INFORMATION GIVEN.
════════════════════
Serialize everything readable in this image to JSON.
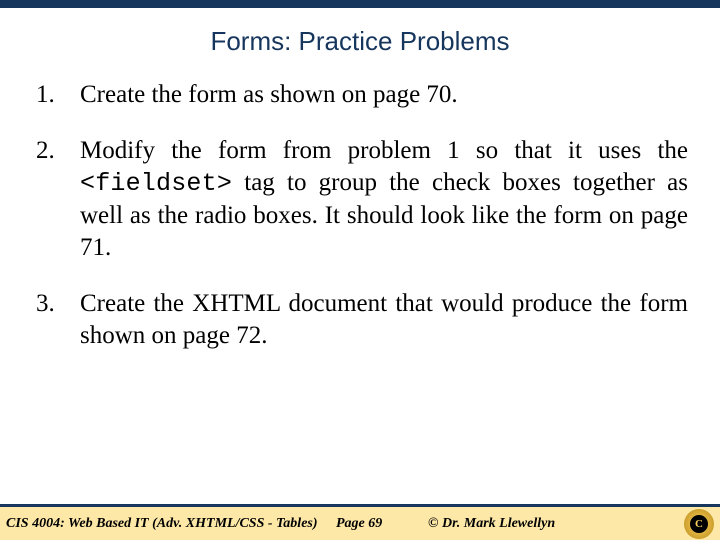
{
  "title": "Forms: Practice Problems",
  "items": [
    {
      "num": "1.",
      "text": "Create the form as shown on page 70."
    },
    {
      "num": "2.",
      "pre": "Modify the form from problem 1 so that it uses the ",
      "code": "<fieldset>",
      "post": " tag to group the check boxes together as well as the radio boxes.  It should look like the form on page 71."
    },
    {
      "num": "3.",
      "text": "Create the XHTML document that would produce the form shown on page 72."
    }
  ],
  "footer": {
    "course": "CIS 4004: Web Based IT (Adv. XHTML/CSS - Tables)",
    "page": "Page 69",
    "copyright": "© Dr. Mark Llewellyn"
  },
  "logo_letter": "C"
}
════════════════════
THE PROBLEM.
Your copy should match the records word for word, with the pictures removed.

FULL OUTPUT.
Serialize everything readable in this image to JSON.
{
  "title": "Forms: Practice Problems",
  "items": [
    {
      "num": "1.",
      "text": "Create the form as shown on page 70."
    },
    {
      "num": "2.",
      "pre": "Modify the form from problem 1 so that it uses the ",
      "code": "<fieldset>",
      "post": " tag to group the check boxes together as well as the radio boxes.  It should look like the form on page 71."
    },
    {
      "num": "3.",
      "text": "Create the XHTML document that would produce the form shown on page 72."
    }
  ],
  "footer": {
    "course": "CIS 4004: Web Based IT (Adv. XHTML/CSS - Tables)",
    "page": "Page 69",
    "copyright": "© Dr. Mark Llewellyn"
  },
  "logo_letter": "C"
}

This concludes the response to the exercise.